• STATED EXERCISE:
Retype the records below exactly as they appear, but leave out any pictures.

Stored dataset items:
....
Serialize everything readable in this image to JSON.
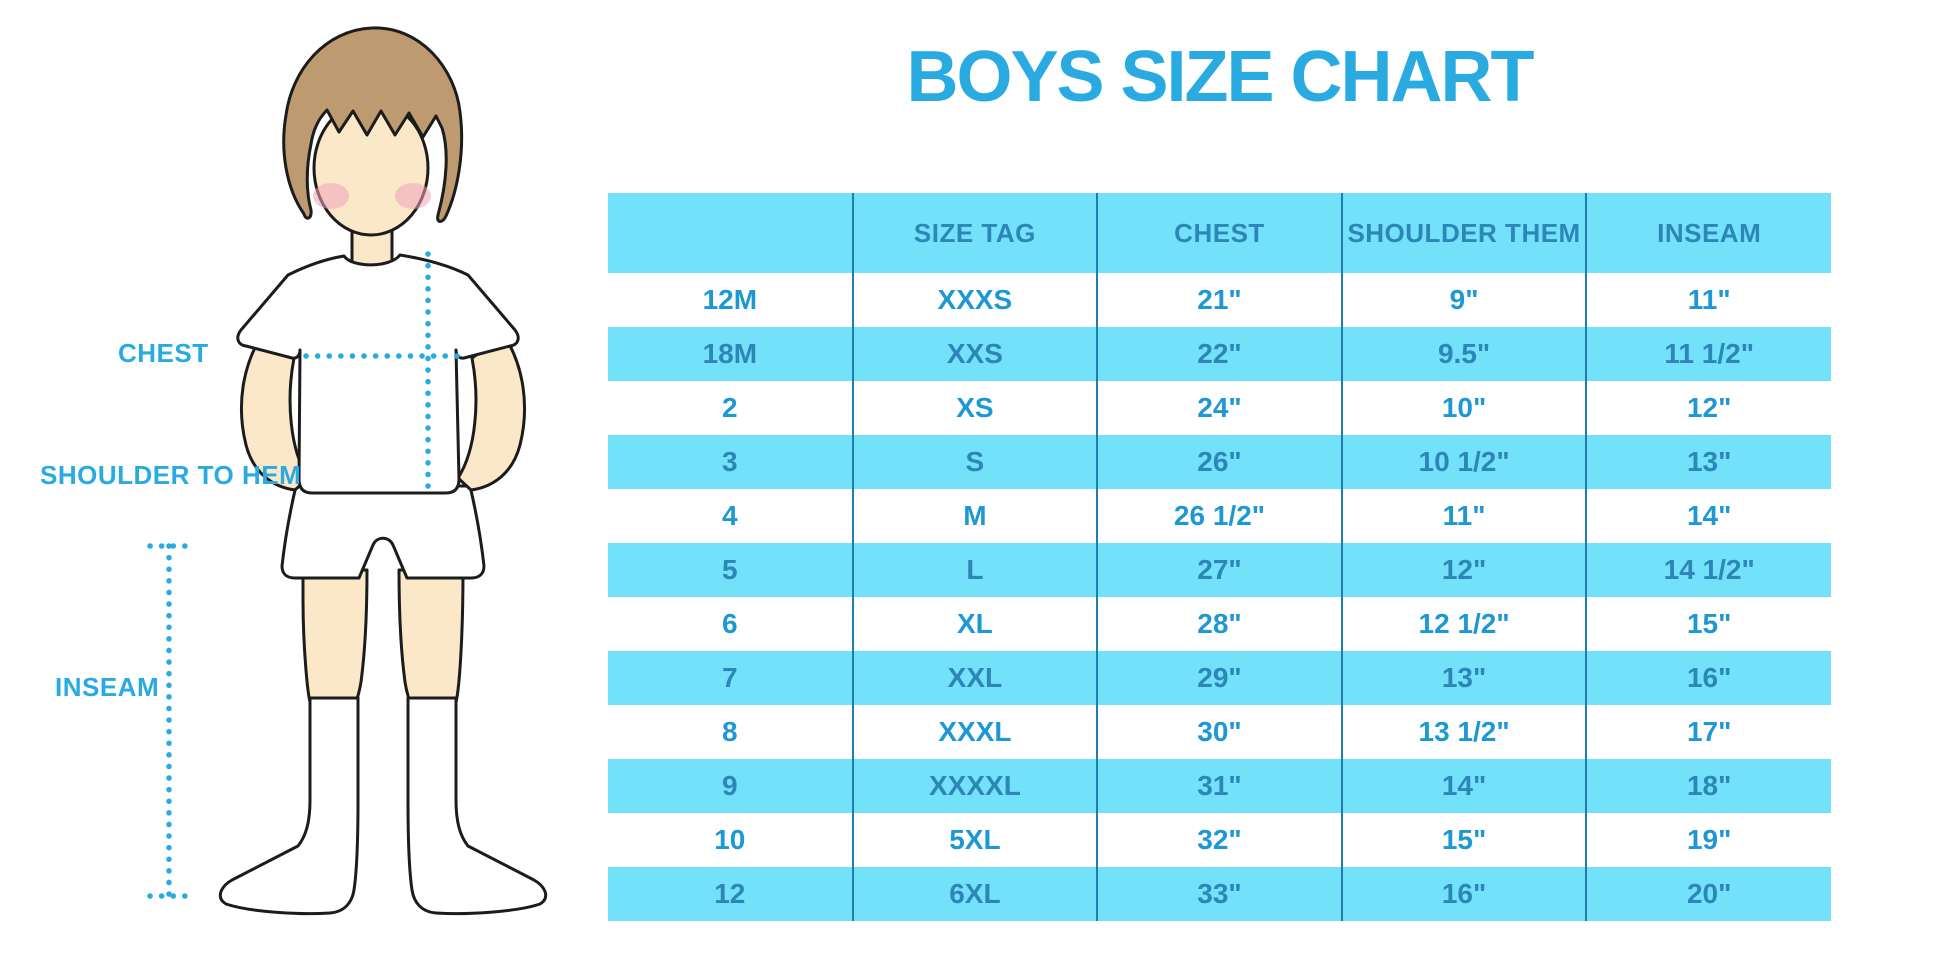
{
  "page": {
    "title": "BOYS SIZE CHART"
  },
  "figure": {
    "description": "boy-front-white-tshirt-shorts-knee-socks",
    "labels": {
      "chest": "CHEST",
      "shoulder_to_hem": "SHOULDER TO HEM",
      "inseam": "INSEAM"
    }
  },
  "chart_data": {
    "type": "table",
    "title": "BOYS SIZE CHART",
    "columns": [
      "",
      "SIZE TAG",
      "CHEST",
      "SHOULDER THEM",
      "INSEAM"
    ],
    "rows": [
      [
        "12M",
        "XXXS",
        "21\"",
        "9\"",
        "11\""
      ],
      [
        "18M",
        "XXS",
        "22\"",
        "9.5\"",
        "11 1/2\""
      ],
      [
        "2",
        "XS",
        "24\"",
        "10\"",
        "12\""
      ],
      [
        "3",
        "S",
        "26\"",
        "10 1/2\"",
        "13\""
      ],
      [
        "4",
        "M",
        "26 1/2\"",
        "11\"",
        "14\""
      ],
      [
        "5",
        "L",
        "27\"",
        "12\"",
        "14 1/2\""
      ],
      [
        "6",
        "XL",
        "28\"",
        "12 1/2\"",
        "15\""
      ],
      [
        "7",
        "XXL",
        "29\"",
        "13\"",
        "16\""
      ],
      [
        "8",
        "XXXL",
        "30\"",
        "13 1/2\"",
        "17\""
      ],
      [
        "9",
        "XXXXL",
        "31\"",
        "14\"",
        "18\""
      ],
      [
        "10",
        "5XL",
        "32\"",
        "15\"",
        "19\""
      ],
      [
        "12",
        "6XL",
        "33\"",
        "16\"",
        "20\""
      ]
    ],
    "layout": {
      "striped": true,
      "stripe_colors": [
        "#FFFFFF",
        "#73E1FA"
      ],
      "header_bg": "#73E1FA",
      "grid": "vertical-dividers-only",
      "legend": "none"
    }
  },
  "colors": {
    "accent_blue": "#29ABE2",
    "row_cyan": "#73E1FA",
    "text_on_white": "#1D98D5",
    "text_on_cyan": "#2C86B8",
    "divider_blue": "#1F7EAE",
    "skin": "#FBE8C9",
    "hair": "#BD9A6F",
    "blush": "#EFA3B8",
    "outline": "#1C1C1C"
  }
}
....
• OUTPUT OF THE EXERCISE:
Serialize everything readable in this image to JSON.
{
  "page": {
    "title": "BOYS SIZE CHART"
  },
  "figure": {
    "description": "boy-front-white-tshirt-shorts-knee-socks",
    "labels": {
      "chest": "CHEST",
      "shoulder_to_hem": "SHOULDER TO HEM",
      "inseam": "INSEAM"
    }
  },
  "chart_data": {
    "type": "table",
    "title": "BOYS SIZE CHART",
    "columns": [
      "",
      "SIZE TAG",
      "CHEST",
      "SHOULDER THEM",
      "INSEAM"
    ],
    "rows": [
      [
        "12M",
        "XXXS",
        "21\"",
        "9\"",
        "11\""
      ],
      [
        "18M",
        "XXS",
        "22\"",
        "9.5\"",
        "11 1/2\""
      ],
      [
        "2",
        "XS",
        "24\"",
        "10\"",
        "12\""
      ],
      [
        "3",
        "S",
        "26\"",
        "10 1/2\"",
        "13\""
      ],
      [
        "4",
        "M",
        "26 1/2\"",
        "11\"",
        "14\""
      ],
      [
        "5",
        "L",
        "27\"",
        "12\"",
        "14 1/2\""
      ],
      [
        "6",
        "XL",
        "28\"",
        "12 1/2\"",
        "15\""
      ],
      [
        "7",
        "XXL",
        "29\"",
        "13\"",
        "16\""
      ],
      [
        "8",
        "XXXL",
        "30\"",
        "13 1/2\"",
        "17\""
      ],
      [
        "9",
        "XXXXL",
        "31\"",
        "14\"",
        "18\""
      ],
      [
        "10",
        "5XL",
        "32\"",
        "15\"",
        "19\""
      ],
      [
        "12",
        "6XL",
        "33\"",
        "16\"",
        "20\""
      ]
    ],
    "layout": {
      "striped": true,
      "stripe_colors": [
        "#FFFFFF",
        "#73E1FA"
      ],
      "header_bg": "#73E1FA",
      "grid": "vertical-dividers-only",
      "legend": "none"
    }
  },
  "colors": {
    "accent_blue": "#29ABE2",
    "row_cyan": "#73E1FA",
    "text_on_white": "#1D98D5",
    "text_on_cyan": "#2C86B8",
    "divider_blue": "#1F7EAE",
    "skin": "#FBE8C9",
    "hair": "#BD9A6F",
    "blush": "#EFA3B8",
    "outline": "#1C1C1C"
  }
}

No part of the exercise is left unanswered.